(Source records)
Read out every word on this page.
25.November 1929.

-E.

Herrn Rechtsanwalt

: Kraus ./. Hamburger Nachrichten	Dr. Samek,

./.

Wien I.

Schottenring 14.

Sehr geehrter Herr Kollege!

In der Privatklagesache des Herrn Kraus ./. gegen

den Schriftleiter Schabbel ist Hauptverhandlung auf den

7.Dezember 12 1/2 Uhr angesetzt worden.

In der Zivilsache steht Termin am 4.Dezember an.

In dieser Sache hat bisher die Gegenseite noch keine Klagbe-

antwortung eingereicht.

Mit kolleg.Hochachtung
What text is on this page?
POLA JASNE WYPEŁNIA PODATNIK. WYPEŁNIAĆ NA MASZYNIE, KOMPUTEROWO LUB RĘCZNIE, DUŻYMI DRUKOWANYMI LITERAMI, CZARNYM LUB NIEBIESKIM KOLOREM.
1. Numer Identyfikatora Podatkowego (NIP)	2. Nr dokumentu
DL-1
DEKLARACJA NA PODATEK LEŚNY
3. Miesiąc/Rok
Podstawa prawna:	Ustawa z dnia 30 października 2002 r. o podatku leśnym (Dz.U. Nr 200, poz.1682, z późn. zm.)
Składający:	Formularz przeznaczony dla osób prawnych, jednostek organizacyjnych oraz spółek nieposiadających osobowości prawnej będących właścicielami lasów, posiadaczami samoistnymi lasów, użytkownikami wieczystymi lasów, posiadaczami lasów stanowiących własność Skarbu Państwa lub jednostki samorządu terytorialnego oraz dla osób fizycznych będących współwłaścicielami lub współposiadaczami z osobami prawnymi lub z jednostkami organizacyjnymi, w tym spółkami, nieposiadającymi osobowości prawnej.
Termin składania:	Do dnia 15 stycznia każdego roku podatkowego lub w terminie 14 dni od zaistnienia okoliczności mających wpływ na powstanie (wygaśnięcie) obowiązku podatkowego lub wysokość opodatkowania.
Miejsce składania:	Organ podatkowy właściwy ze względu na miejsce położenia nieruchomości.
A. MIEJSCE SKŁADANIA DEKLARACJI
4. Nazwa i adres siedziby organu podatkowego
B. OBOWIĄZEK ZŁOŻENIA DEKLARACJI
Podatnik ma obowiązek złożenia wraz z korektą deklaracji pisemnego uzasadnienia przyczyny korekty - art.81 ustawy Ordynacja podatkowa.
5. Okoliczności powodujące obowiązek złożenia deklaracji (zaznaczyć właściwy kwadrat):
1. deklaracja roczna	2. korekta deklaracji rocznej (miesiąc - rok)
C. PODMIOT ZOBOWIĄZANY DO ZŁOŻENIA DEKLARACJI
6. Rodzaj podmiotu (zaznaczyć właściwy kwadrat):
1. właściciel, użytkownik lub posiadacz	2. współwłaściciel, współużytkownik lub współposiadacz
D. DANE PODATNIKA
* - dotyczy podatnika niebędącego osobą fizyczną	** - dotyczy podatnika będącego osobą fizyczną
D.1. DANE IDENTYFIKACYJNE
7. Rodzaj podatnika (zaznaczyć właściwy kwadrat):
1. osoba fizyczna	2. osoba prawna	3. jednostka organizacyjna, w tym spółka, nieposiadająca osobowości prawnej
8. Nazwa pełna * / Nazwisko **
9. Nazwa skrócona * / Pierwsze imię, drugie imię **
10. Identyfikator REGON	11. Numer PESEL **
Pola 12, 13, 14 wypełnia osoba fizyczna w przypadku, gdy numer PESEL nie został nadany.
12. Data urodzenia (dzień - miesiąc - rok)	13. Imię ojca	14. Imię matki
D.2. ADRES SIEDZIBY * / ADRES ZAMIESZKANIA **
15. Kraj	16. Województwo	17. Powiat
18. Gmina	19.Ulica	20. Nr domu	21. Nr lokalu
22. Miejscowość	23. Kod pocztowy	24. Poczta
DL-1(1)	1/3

# [Direction]
Among the entries above, identify all lines with "Kraus" and copy them.

# [Output below]
: Kraus ./. Hamburger Nachrichten	Dr. Samek,
In der Privatklagesache des Herrn Kraus ./. gegen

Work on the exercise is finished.